- **What needs to be done**
Make a verbatim copy of the entries below; pictures stay out.

START

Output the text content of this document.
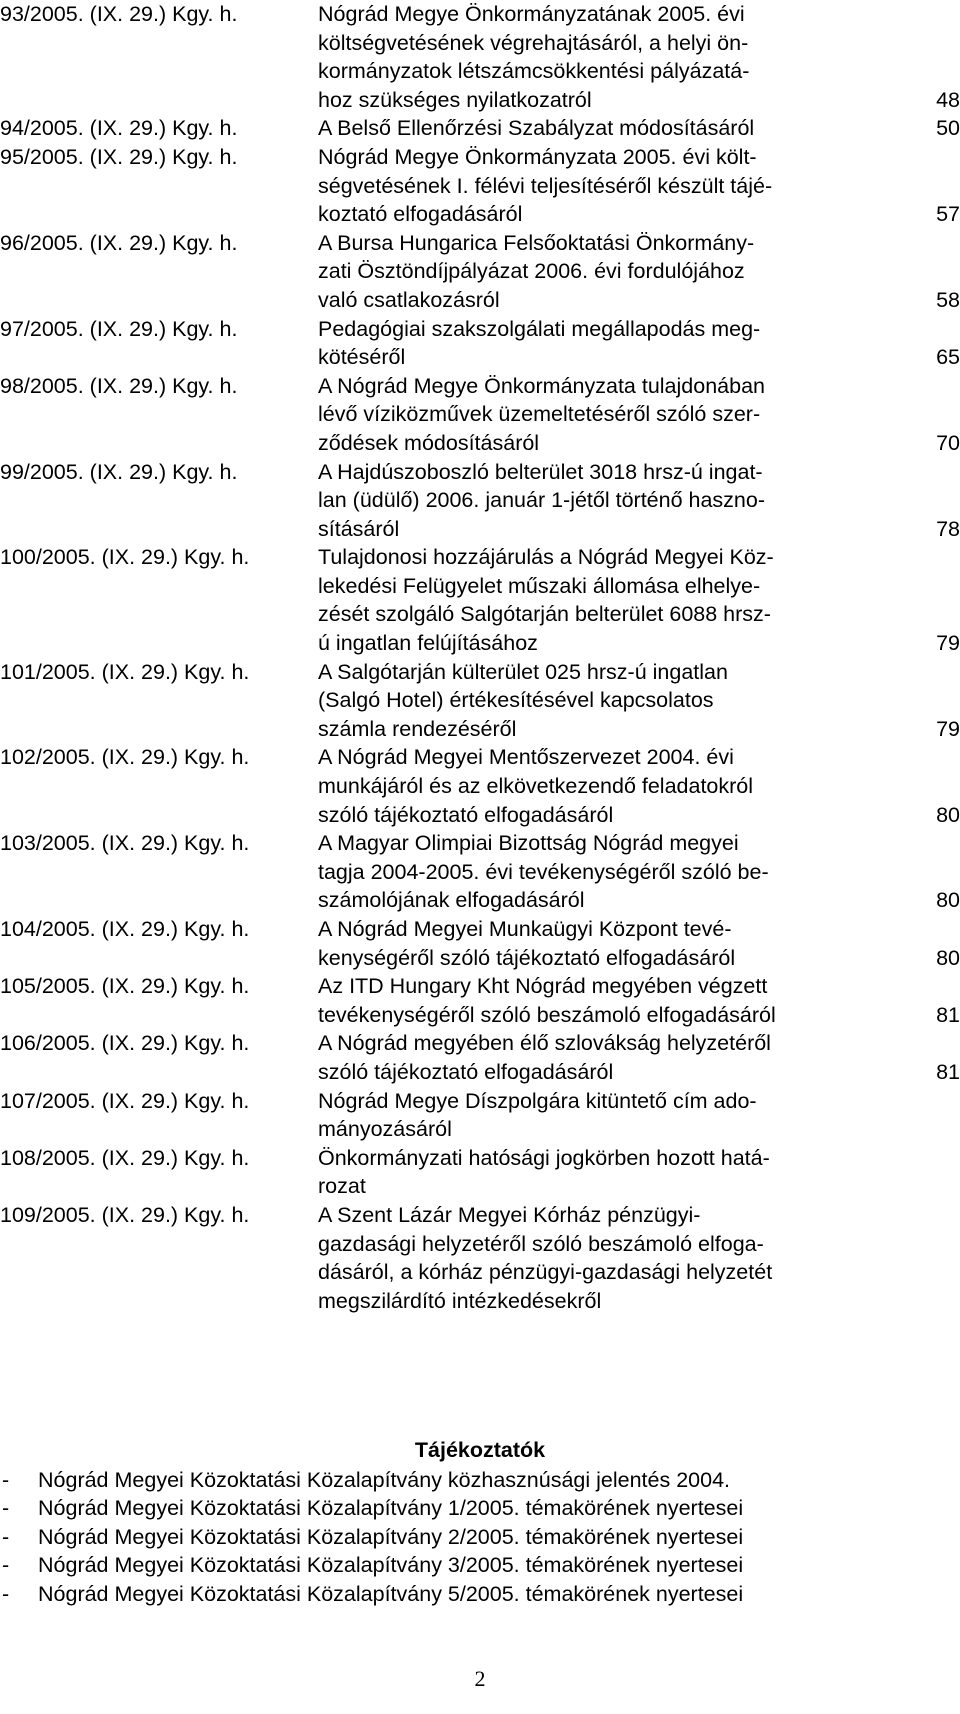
93/2005. (IX. 29.) Kgy. h.	Nógrád Megye Önkormányzatának 2005. évi
költségvetésének végrehajtásáról, a helyi ön-
kormányzatok létszámcsökkentési pályázatá-
hoz szükséges nyilatkozatról	48
94/2005. (IX. 29.) Kgy. h.	A Belső Ellenőrzési Szabályzat módosításáról	50
95/2005. (IX. 29.) Kgy. h.	Nógrád Megye Önkormányzata 2005. évi költ-
ségvetésének I. félévi teljesítéséről készült tájé-
koztató elfogadásáról	57
96/2005. (IX. 29.) Kgy. h.	A Bursa Hungarica Felsőoktatási Önkormány-
zati Ösztöndíjpályázat 2006. évi fordulójához
való csatlakozásról	58
97/2005. (IX. 29.) Kgy. h.	Pedagógiai szakszolgálati megállapodás meg-
kötéséről	65
98/2005. (IX. 29.) Kgy. h.	A Nógrád Megye Önkormányzata tulajdonában
lévő víziközművek üzemeltetéséről szóló szer-
ződések módosításáról	70
99/2005. (IX. 29.) Kgy. h.	A Hajdúszoboszló belterület 3018 hrsz-ú ingat-
lan (üdülő) 2006. január 1-jétől történő haszno-
sításáról	78
100/2005. (IX. 29.) Kgy. h.	Tulajdonosi hozzájárulás a Nógrád Megyei Köz-
lekedési Felügyelet műszaki állomása elhelye-
zését szolgáló Salgótarján belterület 6088 hrsz-
ú ingatlan felújításához	79
101/2005. (IX. 29.) Kgy. h.	A Salgótarján külterület 025 hrsz-ú ingatlan
(Salgó Hotel) értékesítésével kapcsolatos
számla rendezéséről	79
102/2005. (IX. 29.) Kgy. h.	A Nógrád Megyei Mentőszervezet 2004. évi
munkájáról és az elkövetkezendő feladatokról
szóló tájékoztató elfogadásáról	80
103/2005. (IX. 29.) Kgy. h.	A Magyar Olimpiai Bizottság Nógrád megyei
tagja 2004-2005. évi tevékenységéről szóló be-
számolójának elfogadásáról	80
104/2005. (IX. 29.) Kgy. h.	A Nógrád Megyei Munkaügyi Központ tevé-
kenységéről szóló tájékoztató elfogadásáról	80
105/2005. (IX. 29.) Kgy. h.	Az ITD Hungary Kht Nógrád megyében végzett
tevékenységéről szóló beszámoló elfogadásáról	81
106/2005. (IX. 29.) Kgy. h.	A Nógrád megyében élő szlovákság helyzetéről
szóló tájékoztató elfogadásáról	81
107/2005. (IX. 29.) Kgy. h.	Nógrád Megye Díszpolgára kitüntető cím ado-
mányozásáról
108/2005. (IX. 29.) Kgy. h.	Önkormányzati hatósági jogkörben hozott hatá-
rozat
109/2005. (IX. 29.) Kgy. h.	A Szent Lázár Megyei Kórház pénzügyi-
gazdasági helyzetéről szóló beszámoló elfoga-
dásáról, a kórház pénzügyi-gazdasági helyzetét
megszilárdító intézkedésekről
Tájékoztatók
-	Nógrád Megyei Közoktatási Közalapítvány közhasznúsági jelentés 2004.
-	Nógrád Megyei Közoktatási Közalapítvány 1/2005. témakörének nyertesei
-	Nógrád Megyei Közoktatási Közalapítvány 2/2005. témakörének nyertesei
-	Nógrád Megyei Közoktatási Közalapítvány 3/2005. témakörének nyertesei
-	Nógrád Megyei Közoktatási Közalapítvány 5/2005. témakörének nyertesei
2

END

- **Task result**
Output the text content of this document.
93/2005. (IX. 29.) Kgy. h.	Nógrád Megye Önkormányzatának 2005. évi
költségvetésének végrehajtásáról, a helyi ön-
kormányzatok létszámcsökkentési pályázatá-
hoz szükséges nyilatkozatról	48
94/2005. (IX. 29.) Kgy. h.	A Belső Ellenőrzési Szabályzat módosításáról	50
95/2005. (IX. 29.) Kgy. h.	Nógrád Megye Önkormányzata 2005. évi költ-
ségvetésének I. félévi teljesítéséről készült tájé-
koztató elfogadásáról	57
96/2005. (IX. 29.) Kgy. h.	A Bursa Hungarica Felsőoktatási Önkormány-
zati Ösztöndíjpályázat 2006. évi fordulójához
való csatlakozásról	58
97/2005. (IX. 29.) Kgy. h.	Pedagógiai szakszolgálati megállapodás meg-
kötéséről	65
98/2005. (IX. 29.) Kgy. h.	A Nógrád Megye Önkormányzata tulajdonában
lévő víziközművek üzemeltetéséről szóló szer-
ződések módosításáról	70
99/2005. (IX. 29.) Kgy. h.	A Hajdúszoboszló belterület 3018 hrsz-ú ingat-
lan (üdülő) 2006. január 1-jétől történő haszno-
sításáról	78
100/2005. (IX. 29.) Kgy. h.	Tulajdonosi hozzájárulás a Nógrád Megyei Köz-
lekedési Felügyelet műszaki állomása elhelye-
zését szolgáló Salgótarján belterület 6088 hrsz-
ú ingatlan felújításához	79
101/2005. (IX. 29.) Kgy. h.	A Salgótarján külterület 025 hrsz-ú ingatlan
(Salgó Hotel) értékesítésével kapcsolatos
számla rendezéséről	79
102/2005. (IX. 29.) Kgy. h.	A Nógrád Megyei Mentőszervezet 2004. évi
munkájáról és az elkövetkezendő feladatokról
szóló tájékoztató elfogadásáról	80
103/2005. (IX. 29.) Kgy. h.	A Magyar Olimpiai Bizottság Nógrád megyei
tagja 2004-2005. évi tevékenységéről szóló be-
számolójának elfogadásáról	80
104/2005. (IX. 29.) Kgy. h.	A Nógrád Megyei Munkaügyi Központ tevé-
kenységéről szóló tájékoztató elfogadásáról	80
105/2005. (IX. 29.) Kgy. h.	Az ITD Hungary Kht Nógrád megyében végzett
tevékenységéről szóló beszámoló elfogadásáról	81
106/2005. (IX. 29.) Kgy. h.	A Nógrád megyében élő szlovákság helyzetéről
szóló tájékoztató elfogadásáról	81
107/2005. (IX. 29.) Kgy. h.	Nógrád Megye Díszpolgára kitüntető cím ado-
mányozásáról
108/2005. (IX. 29.) Kgy. h.	Önkormányzati hatósági jogkörben hozott hatá-
rozat
109/2005. (IX. 29.) Kgy. h.	A Szent Lázár Megyei Kórház pénzügyi-
gazdasági helyzetéről szóló beszámoló elfoga-
dásáról, a kórház pénzügyi-gazdasági helyzetét
megszilárdító intézkedésekről
Tájékoztatók
-	Nógrád Megyei Közoktatási Közalapítvány közhasznúsági jelentés 2004.
-	Nógrád Megyei Közoktatási Közalapítvány 1/2005. témakörének nyertesei
-	Nógrád Megyei Közoktatási Közalapítvány 2/2005. témakörének nyertesei
-	Nógrád Megyei Közoktatási Közalapítvány 3/2005. témakörének nyertesei
-	Nógrád Megyei Közoktatási Közalapítvány 5/2005. témakörének nyertesei
2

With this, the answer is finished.